> _Given exercise_:
Locate the line containing "Serialize everything readable", then please write out that line and all the lines below it in the entries exactly.

> _Dataset_:
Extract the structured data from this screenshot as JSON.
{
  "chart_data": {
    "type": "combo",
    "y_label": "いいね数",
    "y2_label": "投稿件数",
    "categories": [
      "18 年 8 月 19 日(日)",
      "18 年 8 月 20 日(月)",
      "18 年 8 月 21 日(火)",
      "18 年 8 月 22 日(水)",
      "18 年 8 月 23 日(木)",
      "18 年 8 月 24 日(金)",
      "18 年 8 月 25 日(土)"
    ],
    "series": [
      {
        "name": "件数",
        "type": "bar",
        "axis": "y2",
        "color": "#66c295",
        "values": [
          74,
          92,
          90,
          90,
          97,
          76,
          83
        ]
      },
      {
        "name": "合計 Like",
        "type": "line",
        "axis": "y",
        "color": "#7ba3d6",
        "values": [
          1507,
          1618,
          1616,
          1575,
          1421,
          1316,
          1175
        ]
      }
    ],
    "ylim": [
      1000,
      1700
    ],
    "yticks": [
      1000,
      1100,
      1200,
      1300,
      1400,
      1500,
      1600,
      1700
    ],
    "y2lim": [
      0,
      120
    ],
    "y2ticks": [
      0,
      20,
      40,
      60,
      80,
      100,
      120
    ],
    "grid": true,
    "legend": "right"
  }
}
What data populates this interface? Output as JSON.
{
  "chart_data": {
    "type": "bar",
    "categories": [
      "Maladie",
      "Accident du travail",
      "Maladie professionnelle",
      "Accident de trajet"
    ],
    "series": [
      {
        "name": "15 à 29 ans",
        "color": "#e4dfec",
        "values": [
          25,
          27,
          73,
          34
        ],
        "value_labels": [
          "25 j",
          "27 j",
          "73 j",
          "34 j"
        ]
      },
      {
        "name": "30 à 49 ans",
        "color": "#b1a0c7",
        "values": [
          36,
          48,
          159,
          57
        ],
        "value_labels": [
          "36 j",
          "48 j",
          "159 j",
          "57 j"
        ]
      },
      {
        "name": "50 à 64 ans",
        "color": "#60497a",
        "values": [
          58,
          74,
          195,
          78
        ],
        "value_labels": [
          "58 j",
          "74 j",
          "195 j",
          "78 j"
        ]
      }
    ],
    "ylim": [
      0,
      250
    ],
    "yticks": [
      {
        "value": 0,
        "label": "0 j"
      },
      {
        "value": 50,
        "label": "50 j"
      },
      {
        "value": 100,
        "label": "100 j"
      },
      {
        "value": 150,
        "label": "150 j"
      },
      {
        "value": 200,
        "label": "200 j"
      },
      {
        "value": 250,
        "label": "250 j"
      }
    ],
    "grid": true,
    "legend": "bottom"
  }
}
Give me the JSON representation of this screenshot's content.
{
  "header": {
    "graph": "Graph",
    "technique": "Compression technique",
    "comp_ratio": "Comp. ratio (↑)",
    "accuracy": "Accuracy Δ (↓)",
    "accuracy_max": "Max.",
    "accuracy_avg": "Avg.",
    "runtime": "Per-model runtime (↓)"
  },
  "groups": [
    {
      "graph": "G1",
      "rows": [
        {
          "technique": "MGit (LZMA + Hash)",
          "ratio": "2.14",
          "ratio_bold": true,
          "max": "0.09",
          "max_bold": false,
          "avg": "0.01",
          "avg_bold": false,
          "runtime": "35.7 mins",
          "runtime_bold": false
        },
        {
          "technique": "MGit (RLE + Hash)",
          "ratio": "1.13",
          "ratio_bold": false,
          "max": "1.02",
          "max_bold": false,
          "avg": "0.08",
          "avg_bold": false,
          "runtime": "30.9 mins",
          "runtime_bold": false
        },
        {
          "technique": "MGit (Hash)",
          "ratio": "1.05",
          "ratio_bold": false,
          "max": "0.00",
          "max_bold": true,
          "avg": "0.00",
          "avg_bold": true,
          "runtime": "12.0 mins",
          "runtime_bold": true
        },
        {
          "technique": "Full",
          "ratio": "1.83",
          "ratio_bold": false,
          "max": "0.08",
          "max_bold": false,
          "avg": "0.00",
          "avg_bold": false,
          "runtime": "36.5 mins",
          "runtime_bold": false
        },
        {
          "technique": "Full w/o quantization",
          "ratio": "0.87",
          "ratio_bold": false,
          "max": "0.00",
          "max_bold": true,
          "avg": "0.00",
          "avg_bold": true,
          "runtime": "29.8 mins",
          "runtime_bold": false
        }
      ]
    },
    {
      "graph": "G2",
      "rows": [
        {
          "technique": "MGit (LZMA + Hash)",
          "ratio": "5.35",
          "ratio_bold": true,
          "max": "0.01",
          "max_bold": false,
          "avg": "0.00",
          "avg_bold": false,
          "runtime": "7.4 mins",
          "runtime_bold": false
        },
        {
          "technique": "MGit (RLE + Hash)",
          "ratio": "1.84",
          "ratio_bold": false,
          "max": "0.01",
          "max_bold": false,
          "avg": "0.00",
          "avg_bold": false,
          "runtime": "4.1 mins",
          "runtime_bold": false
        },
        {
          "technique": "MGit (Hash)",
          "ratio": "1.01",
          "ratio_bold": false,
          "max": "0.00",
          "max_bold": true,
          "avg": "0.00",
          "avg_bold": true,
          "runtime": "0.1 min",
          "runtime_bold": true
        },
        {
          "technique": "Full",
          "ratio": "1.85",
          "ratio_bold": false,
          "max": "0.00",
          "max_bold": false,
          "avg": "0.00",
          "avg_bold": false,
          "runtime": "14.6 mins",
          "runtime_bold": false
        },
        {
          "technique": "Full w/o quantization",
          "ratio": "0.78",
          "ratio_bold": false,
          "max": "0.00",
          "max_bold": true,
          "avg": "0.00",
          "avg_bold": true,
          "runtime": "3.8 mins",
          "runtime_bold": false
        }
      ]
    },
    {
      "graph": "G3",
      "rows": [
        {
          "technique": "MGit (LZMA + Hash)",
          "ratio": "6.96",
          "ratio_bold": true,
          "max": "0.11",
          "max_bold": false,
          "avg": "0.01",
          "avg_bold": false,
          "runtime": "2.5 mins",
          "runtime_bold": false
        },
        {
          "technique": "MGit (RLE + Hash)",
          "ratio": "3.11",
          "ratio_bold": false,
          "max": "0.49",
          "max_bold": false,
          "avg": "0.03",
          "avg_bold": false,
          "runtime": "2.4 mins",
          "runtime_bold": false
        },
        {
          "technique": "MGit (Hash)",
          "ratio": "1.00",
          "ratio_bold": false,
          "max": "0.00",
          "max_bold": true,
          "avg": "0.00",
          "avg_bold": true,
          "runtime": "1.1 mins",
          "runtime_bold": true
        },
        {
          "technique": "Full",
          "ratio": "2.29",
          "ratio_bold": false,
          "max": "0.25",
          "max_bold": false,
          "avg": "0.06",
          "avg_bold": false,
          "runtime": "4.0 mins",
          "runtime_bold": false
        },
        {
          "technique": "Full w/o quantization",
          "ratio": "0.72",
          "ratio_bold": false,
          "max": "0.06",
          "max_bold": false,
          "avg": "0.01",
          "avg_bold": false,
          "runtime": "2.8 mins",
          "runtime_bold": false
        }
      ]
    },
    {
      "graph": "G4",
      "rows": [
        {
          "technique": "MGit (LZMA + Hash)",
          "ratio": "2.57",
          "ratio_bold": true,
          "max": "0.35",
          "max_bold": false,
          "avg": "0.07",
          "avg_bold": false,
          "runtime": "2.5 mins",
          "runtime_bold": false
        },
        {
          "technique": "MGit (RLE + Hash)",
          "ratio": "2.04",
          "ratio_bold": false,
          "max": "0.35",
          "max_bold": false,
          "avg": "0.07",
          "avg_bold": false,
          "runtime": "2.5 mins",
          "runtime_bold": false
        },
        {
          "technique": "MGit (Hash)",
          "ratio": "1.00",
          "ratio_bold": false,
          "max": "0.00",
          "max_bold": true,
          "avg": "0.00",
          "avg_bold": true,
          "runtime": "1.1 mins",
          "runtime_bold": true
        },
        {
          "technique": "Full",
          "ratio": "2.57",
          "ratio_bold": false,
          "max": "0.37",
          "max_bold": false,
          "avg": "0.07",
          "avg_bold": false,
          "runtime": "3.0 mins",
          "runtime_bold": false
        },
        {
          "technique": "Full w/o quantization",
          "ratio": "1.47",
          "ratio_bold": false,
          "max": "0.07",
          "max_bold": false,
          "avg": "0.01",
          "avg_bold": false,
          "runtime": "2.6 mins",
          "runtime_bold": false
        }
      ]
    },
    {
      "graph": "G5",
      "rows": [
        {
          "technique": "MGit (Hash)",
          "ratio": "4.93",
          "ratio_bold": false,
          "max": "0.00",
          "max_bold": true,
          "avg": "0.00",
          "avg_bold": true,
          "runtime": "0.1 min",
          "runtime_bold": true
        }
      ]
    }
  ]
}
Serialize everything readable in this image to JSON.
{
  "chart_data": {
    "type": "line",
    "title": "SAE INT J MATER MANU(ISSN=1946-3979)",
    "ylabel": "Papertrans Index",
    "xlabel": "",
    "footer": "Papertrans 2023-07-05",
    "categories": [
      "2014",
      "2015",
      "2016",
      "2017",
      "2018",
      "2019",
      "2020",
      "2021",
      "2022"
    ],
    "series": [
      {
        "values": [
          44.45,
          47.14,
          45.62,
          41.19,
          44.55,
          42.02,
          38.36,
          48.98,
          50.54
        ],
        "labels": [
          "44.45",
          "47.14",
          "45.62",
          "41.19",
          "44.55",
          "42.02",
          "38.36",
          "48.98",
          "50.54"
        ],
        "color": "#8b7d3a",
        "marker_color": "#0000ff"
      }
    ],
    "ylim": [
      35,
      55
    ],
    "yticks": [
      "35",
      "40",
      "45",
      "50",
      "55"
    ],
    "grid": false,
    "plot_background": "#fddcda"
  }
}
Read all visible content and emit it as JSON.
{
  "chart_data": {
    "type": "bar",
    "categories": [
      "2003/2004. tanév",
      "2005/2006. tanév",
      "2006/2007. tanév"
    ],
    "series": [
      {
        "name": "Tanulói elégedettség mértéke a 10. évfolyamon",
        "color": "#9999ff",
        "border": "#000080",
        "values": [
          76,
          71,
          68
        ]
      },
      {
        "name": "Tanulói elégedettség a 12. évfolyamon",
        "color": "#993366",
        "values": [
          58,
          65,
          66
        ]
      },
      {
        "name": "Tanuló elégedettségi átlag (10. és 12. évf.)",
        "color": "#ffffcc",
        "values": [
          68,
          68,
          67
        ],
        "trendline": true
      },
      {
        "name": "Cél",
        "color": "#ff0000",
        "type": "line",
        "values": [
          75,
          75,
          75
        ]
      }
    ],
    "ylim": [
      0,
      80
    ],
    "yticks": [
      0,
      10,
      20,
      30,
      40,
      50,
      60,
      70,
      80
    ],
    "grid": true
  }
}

> _Complete response_:
Serialize everything readable in this image to JSON.
{
  "chart_data": {
    "type": "line",
    "title": "SAE INT J MATER MANU(ISSN=1946-3979)",
    "ylabel": "Papertrans Index",
    "xlabel": "",
    "footer": "Papertrans 2023-07-05",
    "categories": [
      "2014",
      "2015",
      "2016",
      "2017",
      "2018",
      "2019",
      "2020",
      "2021",
      "2022"
    ],
    "series": [
      {
        "values": [
          44.45,
          47.14,
          45.62,
          41.19,
          44.55,
          42.02,
          38.36,
          48.98,
          50.54
        ],
        "labels": [
          "44.45",
          "47.14",
          "45.62",
          "41.19",
          "44.55",
          "42.02",
          "38.36",
          "48.98",
          "50.54"
        ],
        "color": "#8b7d3a",
        "marker_color": "#0000ff"
      }
    ],
    "ylim": [
      35,
      55
    ],
    "yticks": [
      "35",
      "40",
      "45",
      "50",
      "55"
    ],
    "grid": false,
    "plot_background": "#fddcda"
  }
}
Read all visible content and emit it as JSON.
{
  "chart_data": {
    "type": "bar",
    "categories": [
      "2003/2004. tanév",
      "2005/2006. tanév",
      "2006/2007. tanév"
    ],
    "series": [
      {
        "name": "Tanulói elégedettség mértéke a 10. évfolyamon",
        "color": "#9999ff",
        "border": "#000080",
        "values": [
          76,
          71,
          68
        ]
      },
      {
        "name": "Tanulói elégedettség a 12. évfolyamon",
        "color": "#993366",
        "values": [
          58,
          65,
          66
        ]
      },
      {
        "name": "Tanuló elégedettségi átlag (10. és 12. évf.)",
        "color": "#ffffcc",
        "values": [
          68,
          68,
          67
        ],
        "trendline": true
      },
      {
        "name": "Cél",
        "color": "#ff0000",
        "type": "line",
        "values": [
          75,
          75,
          75
        ]
      }
    ],
    "ylim": [
      0,
      80
    ],
    "yticks": [
      0,
      10,
      20,
      30,
      40,
      50,
      60,
      70,
      80
    ],
    "grid": true
  }
}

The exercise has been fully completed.